| Exercise |
List each line of the data in which the string "this" appears.

--- Begin Record extracts ---

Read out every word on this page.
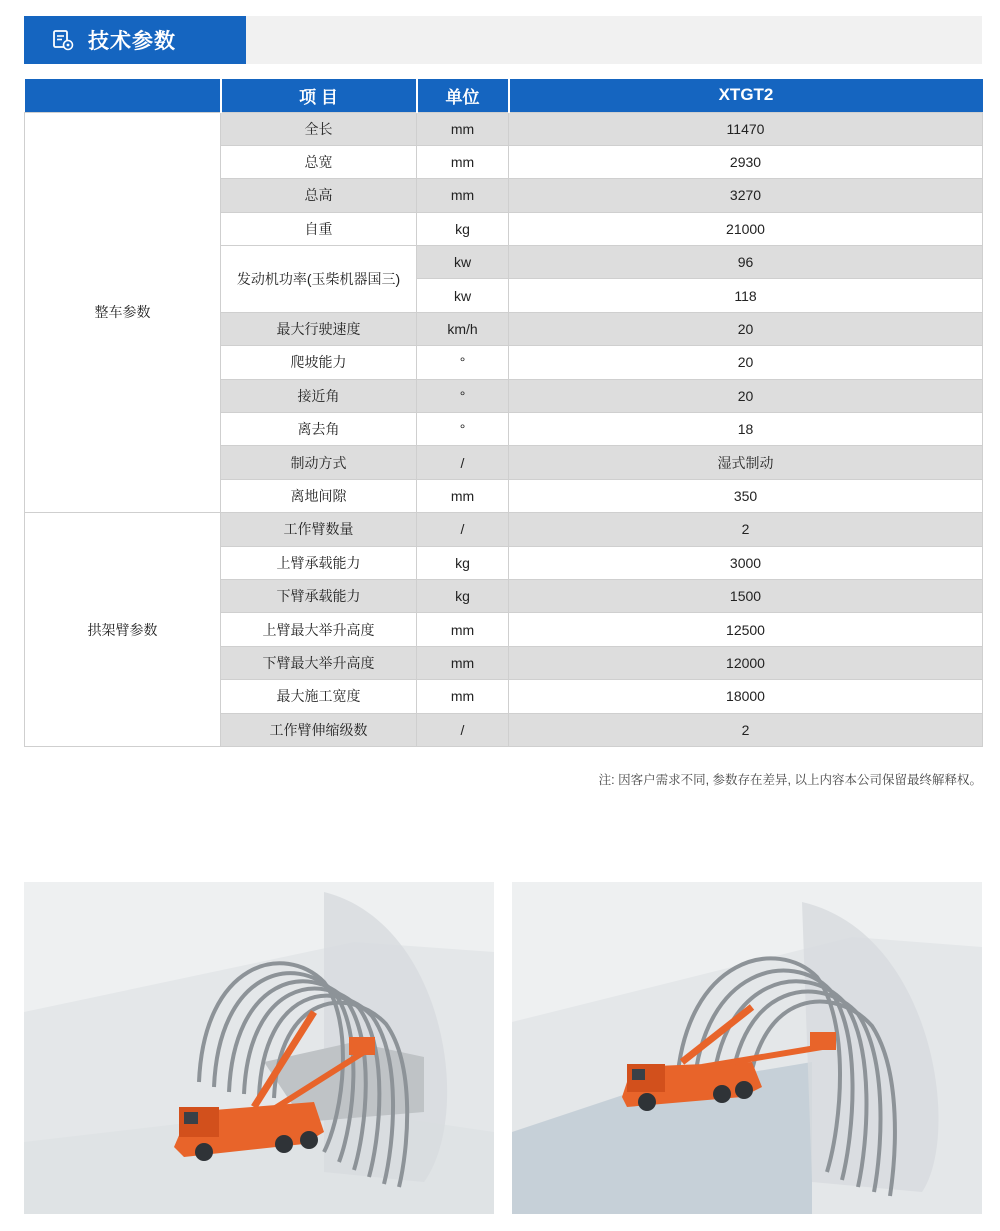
技术参数
	项 目	单位	XTGT2
整车参数	全长	mm	11470
	总宽	mm	2930
	总高	mm	3270
	自重	kg	21000
	发动机功率(玉柴机器国三)	kw	96
		kw	118
	最大行驶速度	km/h	20
	爬坡能力	°	20
	接近角	°	20
	离去角	°	18
	制动方式	/	湿式制动
	离地间隙	mm	350
拱架臂参数	工作臂数量	/	2
	上臂承载能力	kg	3000
	下臂承载能力	kg	1500
	上臂最大举升高度	mm	12500
	下臂最大举升高度	mm	12000
	最大施工宽度	mm	18000
	工作臂伸缩级数	/	2
注: 因客户需求不同, 参数存在差异, 以上内容本公司保留最终解释权。
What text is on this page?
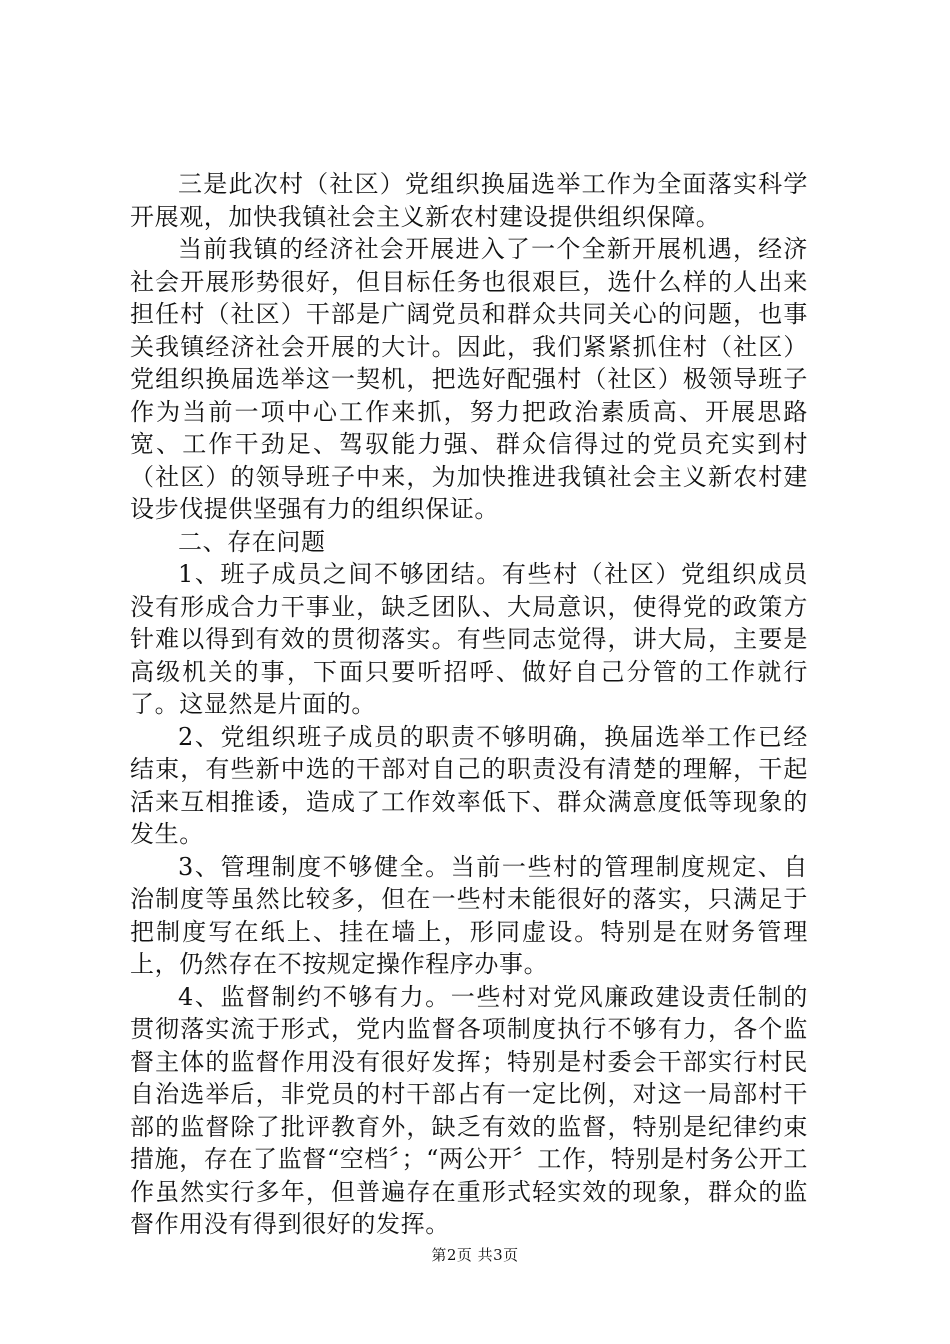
三是此次村（社区）党组织换届选举工作为全面落实科学开展观，加快我镇社会主义新农村建设提供组织保障。

当前我镇的经济社会开展进入了一个全新开展机遇，经济社会开展形势很好，但目标任务也很艰巨，选什么样的人出来担任村（社区）干部是广阔党员和群众共同关心的问题，也事关我镇经济社会开展的大计。因此，我们紧紧抓住村（社区）党组织换届选举这一契机，把选好配强村（社区）极领导班子作为当前一项中心工作来抓，努力把政治素质高、开展思路宽、工作干劲足、驾驭能力强、群众信得过的党员充实到村（社区）的领导班子中来，为加快推进我镇社会主义新农村建设步伐提供坚强有力的组织保证。

二、存在问题

1、班子成员之间不够团结。有些村（社区）党组织成员没有形成合力干事业，缺乏团队、大局意识，使得党的政策方针难以得到有效的贯彻落实。有些同志觉得，讲大局，主要是高级机关的事，下面只要听招呼、做好自己分管的工作就行了。这显然是片面的。

2、党组织班子成员的职责不够明确，换届选举工作已经结束，有些新中选的干部对自己的职责没有清楚的理解，干起活来互相推诿，造成了工作效率低下、群众满意度低等现象的发生。

3、管理制度不够健全。当前一些村的管理制度规定、自治制度等虽然比较多，但在一些村未能很好的落实，只满足于把制度写在纸上、挂在墙上，形同虚设。特别是在财务管理上，仍然存在不按规定操作程序办事。

4、监督制约不够有力。一些村对党风廉政建设责任制的贯彻落实流于形式，党内监督各项制度执行不够有力，各个监督主体的监督作用没有很好发挥；特别是村委会干部实行村民自治选举后，非党员的村干部占有一定比例，对这一局部村干部的监督除了批评教育外，缺乏有效的监督，特别是纪律约束措施，存在了监督“空档〞；“两公开〞工作，特别是村务公开工作虽然实行多年，但普遍存在重形式轻实效的现象，群众的监督作用没有得到很好的发挥。

第2页 共3页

--- End Record extracts ---

| The result |
Read out every word on this page.
What text is on this page?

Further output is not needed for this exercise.